■ Do this
Return the full listing exactly as it is written.

■ Records shown
┄┄┄┄┄┄┄┄┄┄┄┄┄┄┄┄┄┄┄┄

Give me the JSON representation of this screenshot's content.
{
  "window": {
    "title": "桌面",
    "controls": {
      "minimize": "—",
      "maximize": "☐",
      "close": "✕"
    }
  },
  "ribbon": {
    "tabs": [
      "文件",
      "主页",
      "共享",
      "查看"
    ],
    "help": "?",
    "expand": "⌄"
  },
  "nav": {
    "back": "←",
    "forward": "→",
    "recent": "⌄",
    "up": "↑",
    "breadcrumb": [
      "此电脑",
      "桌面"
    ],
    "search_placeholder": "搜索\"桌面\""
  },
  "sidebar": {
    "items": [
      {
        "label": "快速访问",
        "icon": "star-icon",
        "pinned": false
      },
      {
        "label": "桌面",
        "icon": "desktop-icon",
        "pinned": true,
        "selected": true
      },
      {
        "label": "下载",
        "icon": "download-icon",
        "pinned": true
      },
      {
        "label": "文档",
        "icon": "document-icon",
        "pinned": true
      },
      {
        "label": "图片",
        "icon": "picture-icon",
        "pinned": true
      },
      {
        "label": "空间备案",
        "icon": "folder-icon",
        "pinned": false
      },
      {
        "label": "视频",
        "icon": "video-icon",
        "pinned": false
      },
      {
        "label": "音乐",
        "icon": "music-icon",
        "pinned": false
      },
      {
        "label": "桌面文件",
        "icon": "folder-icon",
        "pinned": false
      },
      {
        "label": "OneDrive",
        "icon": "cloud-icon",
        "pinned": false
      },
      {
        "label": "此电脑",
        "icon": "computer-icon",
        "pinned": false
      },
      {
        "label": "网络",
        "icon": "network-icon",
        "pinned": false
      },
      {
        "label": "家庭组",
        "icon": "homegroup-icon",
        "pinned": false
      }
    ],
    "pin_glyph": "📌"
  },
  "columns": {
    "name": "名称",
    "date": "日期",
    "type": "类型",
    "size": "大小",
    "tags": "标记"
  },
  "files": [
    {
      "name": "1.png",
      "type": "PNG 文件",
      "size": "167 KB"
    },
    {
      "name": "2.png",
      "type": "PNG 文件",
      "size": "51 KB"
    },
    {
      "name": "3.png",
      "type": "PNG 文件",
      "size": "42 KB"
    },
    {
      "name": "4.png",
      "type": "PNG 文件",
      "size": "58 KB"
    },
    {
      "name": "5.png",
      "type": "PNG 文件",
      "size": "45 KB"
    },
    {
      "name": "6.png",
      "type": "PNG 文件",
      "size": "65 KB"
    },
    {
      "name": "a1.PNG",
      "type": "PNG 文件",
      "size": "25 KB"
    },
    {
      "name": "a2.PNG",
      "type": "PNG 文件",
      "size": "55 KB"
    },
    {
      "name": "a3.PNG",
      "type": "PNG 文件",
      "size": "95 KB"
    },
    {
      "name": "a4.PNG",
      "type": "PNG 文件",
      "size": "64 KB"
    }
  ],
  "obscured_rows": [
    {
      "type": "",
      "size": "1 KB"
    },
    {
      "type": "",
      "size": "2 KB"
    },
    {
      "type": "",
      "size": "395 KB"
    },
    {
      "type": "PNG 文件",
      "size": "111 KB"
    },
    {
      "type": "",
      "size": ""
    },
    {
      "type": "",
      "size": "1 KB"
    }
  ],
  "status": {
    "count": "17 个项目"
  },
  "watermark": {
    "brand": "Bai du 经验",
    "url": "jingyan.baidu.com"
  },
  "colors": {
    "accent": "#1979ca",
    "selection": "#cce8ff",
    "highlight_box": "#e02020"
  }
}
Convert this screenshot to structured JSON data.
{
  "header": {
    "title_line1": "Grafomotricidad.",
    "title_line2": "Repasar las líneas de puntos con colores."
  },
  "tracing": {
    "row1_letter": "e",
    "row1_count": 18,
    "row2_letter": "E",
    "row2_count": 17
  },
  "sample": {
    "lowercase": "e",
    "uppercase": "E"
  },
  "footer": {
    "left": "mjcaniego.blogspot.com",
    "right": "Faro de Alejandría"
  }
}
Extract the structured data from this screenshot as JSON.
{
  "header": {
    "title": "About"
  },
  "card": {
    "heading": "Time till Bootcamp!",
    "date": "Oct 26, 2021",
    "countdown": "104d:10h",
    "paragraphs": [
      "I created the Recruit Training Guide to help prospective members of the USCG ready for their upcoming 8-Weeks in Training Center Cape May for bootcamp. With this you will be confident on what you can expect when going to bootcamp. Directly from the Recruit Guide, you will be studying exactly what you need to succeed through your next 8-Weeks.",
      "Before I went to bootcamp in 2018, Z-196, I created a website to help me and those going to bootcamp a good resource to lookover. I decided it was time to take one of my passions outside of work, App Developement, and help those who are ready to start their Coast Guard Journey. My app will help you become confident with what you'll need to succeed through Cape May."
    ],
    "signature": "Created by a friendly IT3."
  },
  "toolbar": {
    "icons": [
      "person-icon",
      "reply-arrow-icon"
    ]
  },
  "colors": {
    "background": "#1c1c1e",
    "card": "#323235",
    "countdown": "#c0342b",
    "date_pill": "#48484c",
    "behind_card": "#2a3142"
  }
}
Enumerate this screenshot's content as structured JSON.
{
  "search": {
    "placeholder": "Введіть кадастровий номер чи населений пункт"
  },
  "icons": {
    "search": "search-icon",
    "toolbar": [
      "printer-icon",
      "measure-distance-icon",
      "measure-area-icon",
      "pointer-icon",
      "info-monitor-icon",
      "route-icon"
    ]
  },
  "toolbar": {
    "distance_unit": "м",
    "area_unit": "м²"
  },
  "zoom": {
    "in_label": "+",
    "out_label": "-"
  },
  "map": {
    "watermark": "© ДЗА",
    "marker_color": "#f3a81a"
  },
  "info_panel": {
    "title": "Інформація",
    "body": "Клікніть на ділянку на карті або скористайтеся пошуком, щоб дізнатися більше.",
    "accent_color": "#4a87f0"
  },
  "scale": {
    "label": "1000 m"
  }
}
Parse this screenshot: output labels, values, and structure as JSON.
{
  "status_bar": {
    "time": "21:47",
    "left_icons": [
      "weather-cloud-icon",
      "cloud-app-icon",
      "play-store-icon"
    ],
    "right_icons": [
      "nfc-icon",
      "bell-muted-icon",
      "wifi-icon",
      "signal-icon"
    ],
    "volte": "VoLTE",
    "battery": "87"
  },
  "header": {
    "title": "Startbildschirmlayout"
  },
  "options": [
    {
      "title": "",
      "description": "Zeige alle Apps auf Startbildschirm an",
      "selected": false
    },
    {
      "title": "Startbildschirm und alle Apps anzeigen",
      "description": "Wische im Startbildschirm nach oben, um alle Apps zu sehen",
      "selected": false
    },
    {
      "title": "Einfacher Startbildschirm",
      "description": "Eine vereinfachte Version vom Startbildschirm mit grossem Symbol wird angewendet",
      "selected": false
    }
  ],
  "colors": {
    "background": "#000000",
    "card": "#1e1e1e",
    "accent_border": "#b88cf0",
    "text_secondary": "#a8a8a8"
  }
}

┄┄┄┄┄┄┄┄┄┄┄┄┄┄┄┄┄┄┄┄

■ The completed task
Give me the JSON representation of this screenshot's content.
{
  "window": {
    "title": "桌面",
    "controls": {
      "minimize": "—",
      "maximize": "☐",
      "close": "✕"
    }
  },
  "ribbon": {
    "tabs": [
      "文件",
      "主页",
      "共享",
      "查看"
    ],
    "help": "?",
    "expand": "⌄"
  },
  "nav": {
    "back": "←",
    "forward": "→",
    "recent": "⌄",
    "up": "↑",
    "breadcrumb": [
      "此电脑",
      "桌面"
    ],
    "search_placeholder": "搜索\"桌面\""
  },
  "sidebar": {
    "items": [
      {
        "label": "快速访问",
        "icon": "star-icon",
        "pinned": false
      },
      {
        "label": "桌面",
        "icon": "desktop-icon",
        "pinned": true,
        "selected": true
      },
      {
        "label": "下载",
        "icon": "download-icon",
        "pinned": true
      },
      {
        "label": "文档",
        "icon": "document-icon",
        "pinned": true
      },
      {
        "label": "图片",
        "icon": "picture-icon",
        "pinned": true
      },
      {
        "label": "空间备案",
        "icon": "folder-icon",
        "pinned": false
      },
      {
        "label": "视频",
        "icon": "video-icon",
        "pinned": false
      },
      {
        "label": "音乐",
        "icon": "music-icon",
        "pinned": false
      },
      {
        "label": "桌面文件",
        "icon": "folder-icon",
        "pinned": false
      },
      {
        "label": "OneDrive",
        "icon": "cloud-icon",
        "pinned": false
      },
      {
        "label": "此电脑",
        "icon": "computer-icon",
        "pinned": false
      },
      {
        "label": "网络",
        "icon": "network-icon",
        "pinned": false
      },
      {
        "label": "家庭组",
        "icon": "homegroup-icon",
        "pinned": false
      }
    ],
    "pin_glyph": "📌"
  },
  "columns": {
    "name": "名称",
    "date": "日期",
    "type": "类型",
    "size": "大小",
    "tags": "标记"
  },
  "files": [
    {
      "name": "1.png",
      "type": "PNG 文件",
      "size": "167 KB"
    },
    {
      "name": "2.png",
      "type": "PNG 文件",
      "size": "51 KB"
    },
    {
      "name": "3.png",
      "type": "PNG 文件",
      "size": "42 KB"
    },
    {
      "name": "4.png",
      "type": "PNG 文件",
      "size": "58 KB"
    },
    {
      "name": "5.png",
      "type": "PNG 文件",
      "size": "45 KB"
    },
    {
      "name": "6.png",
      "type": "PNG 文件",
      "size": "65 KB"
    },
    {
      "name": "a1.PNG",
      "type": "PNG 文件",
      "size": "25 KB"
    },
    {
      "name": "a2.PNG",
      "type": "PNG 文件",
      "size": "55 KB"
    },
    {
      "name": "a3.PNG",
      "type": "PNG 文件",
      "size": "95 KB"
    },
    {
      "name": "a4.PNG",
      "type": "PNG 文件",
      "size": "64 KB"
    }
  ],
  "obscured_rows": [
    {
      "type": "",
      "size": "1 KB"
    },
    {
      "type": "",
      "size": "2 KB"
    },
    {
      "type": "",
      "size": "395 KB"
    },
    {
      "type": "PNG 文件",
      "size": "111 KB"
    },
    {
      "type": "",
      "size": ""
    },
    {
      "type": "",
      "size": "1 KB"
    }
  ],
  "status": {
    "count": "17 个项目"
  },
  "watermark": {
    "brand": "Bai du 经验",
    "url": "jingyan.baidu.com"
  },
  "colors": {
    "accent": "#1979ca",
    "selection": "#cce8ff",
    "highlight_box": "#e02020"
  }
}
Convert this screenshot to structured JSON data.
{
  "header": {
    "title_line1": "Grafomotricidad.",
    "title_line2": "Repasar las líneas de puntos con colores."
  },
  "tracing": {
    "row1_letter": "e",
    "row1_count": 18,
    "row2_letter": "E",
    "row2_count": 17
  },
  "sample": {
    "lowercase": "e",
    "uppercase": "E"
  },
  "footer": {
    "left": "mjcaniego.blogspot.com",
    "right": "Faro de Alejandría"
  }
}
Extract the structured data from this screenshot as JSON.
{
  "header": {
    "title": "About"
  },
  "card": {
    "heading": "Time till Bootcamp!",
    "date": "Oct 26, 2021",
    "countdown": "104d:10h",
    "paragraphs": [
      "I created the Recruit Training Guide to help prospective members of the USCG ready for their upcoming 8-Weeks in Training Center Cape May for bootcamp. With this you will be confident on what you can expect when going to bootcamp. Directly from the Recruit Guide, you will be studying exactly what you need to succeed through your next 8-Weeks.",
      "Before I went to bootcamp in 2018, Z-196, I created a website to help me and those going to bootcamp a good resource to lookover. I decided it was time to take one of my passions outside of work, App Developement, and help those who are ready to start their Coast Guard Journey. My app will help you become confident with what you'll need to succeed through Cape May."
    ],
    "signature": "Created by a friendly IT3."
  },
  "toolbar": {
    "icons": [
      "person-icon",
      "reply-arrow-icon"
    ]
  },
  "colors": {
    "background": "#1c1c1e",
    "card": "#323235",
    "countdown": "#c0342b",
    "date_pill": "#48484c",
    "behind_card": "#2a3142"
  }
}
Enumerate this screenshot's content as structured JSON.
{
  "search": {
    "placeholder": "Введіть кадастровий номер чи населений пункт"
  },
  "icons": {
    "search": "search-icon",
    "toolbar": [
      "printer-icon",
      "measure-distance-icon",
      "measure-area-icon",
      "pointer-icon",
      "info-monitor-icon",
      "route-icon"
    ]
  },
  "toolbar": {
    "distance_unit": "м",
    "area_unit": "м²"
  },
  "zoom": {
    "in_label": "+",
    "out_label": "-"
  },
  "map": {
    "watermark": "© ДЗА",
    "marker_color": "#f3a81a"
  },
  "info_panel": {
    "title": "Інформація",
    "body": "Клікніть на ділянку на карті або скористайтеся пошуком, щоб дізнатися більше.",
    "accent_color": "#4a87f0"
  },
  "scale": {
    "label": "1000 m"
  }
}
Parse this screenshot: output labels, values, and structure as JSON.
{
  "status_bar": {
    "time": "21:47",
    "left_icons": [
      "weather-cloud-icon",
      "cloud-app-icon",
      "play-store-icon"
    ],
    "right_icons": [
      "nfc-icon",
      "bell-muted-icon",
      "wifi-icon",
      "signal-icon"
    ],
    "volte": "VoLTE",
    "battery": "87"
  },
  "header": {
    "title": "Startbildschirmlayout"
  },
  "options": [
    {
      "title": "",
      "description": "Zeige alle Apps auf Startbildschirm an",
      "selected": false
    },
    {
      "title": "Startbildschirm und alle Apps anzeigen",
      "description": "Wische im Startbildschirm nach oben, um alle Apps zu sehen",
      "selected": false
    },
    {
      "title": "Einfacher Startbildschirm",
      "description": "Eine vereinfachte Version vom Startbildschirm mit grossem Symbol wird angewendet",
      "selected": false
    }
  ],
  "colors": {
    "background": "#000000",
    "card": "#1e1e1e",
    "accent_border": "#b88cf0",
    "text_secondary": "#a8a8a8"
  }
}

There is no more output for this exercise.